━━ DATA SHOWN ━━

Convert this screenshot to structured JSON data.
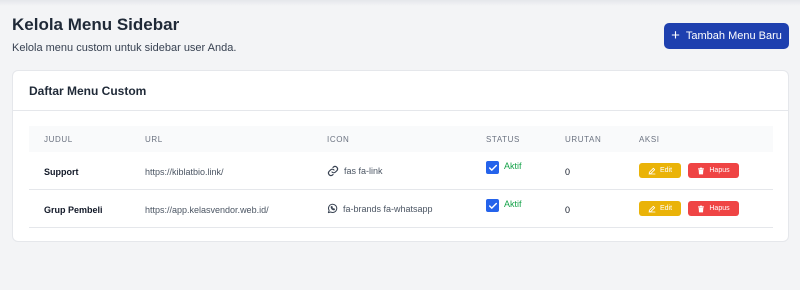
{
  "header": {
    "title": "Kelola Menu Sidebar",
    "subtitle": "Kelola menu custom untuk sidebar user Anda.",
    "add_button_label": "Tambah Menu Baru"
  },
  "card": {
    "title": "Daftar Menu Custom"
  },
  "table": {
    "columns": {
      "judul": "JUDUL",
      "url": "URL",
      "icon": "ICON",
      "status": "STATUS",
      "urutan": "URUTAN",
      "aksi": "AKSI"
    },
    "rows": [
      {
        "judul": "Support",
        "url": "https://kiblatbio.link/",
        "icon_name": "link-icon",
        "icon": "fas fa-link",
        "status_checked": true,
        "status": "Aktif",
        "urutan": "0",
        "edit_label": "Edit",
        "delete_label": "Hapus"
      },
      {
        "judul": "Grup Pembeli",
        "url": "https://app.kelasvendor.web.id/",
        "icon_name": "whatsapp-icon",
        "icon": "fa-brands fa-whatsapp",
        "status_checked": true,
        "status": "Aktif",
        "urutan": "0",
        "edit_label": "Edit",
        "delete_label": "Hapus"
      }
    ]
  },
  "colors": {
    "primary": "#1e40af",
    "checkbox": "#2563eb",
    "status_active": "#16a34a",
    "edit": "#eab308",
    "delete": "#ef4444"
  }
}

━━━

Count how many lines in the data contain the word "Kelola", giving the number without comment.

2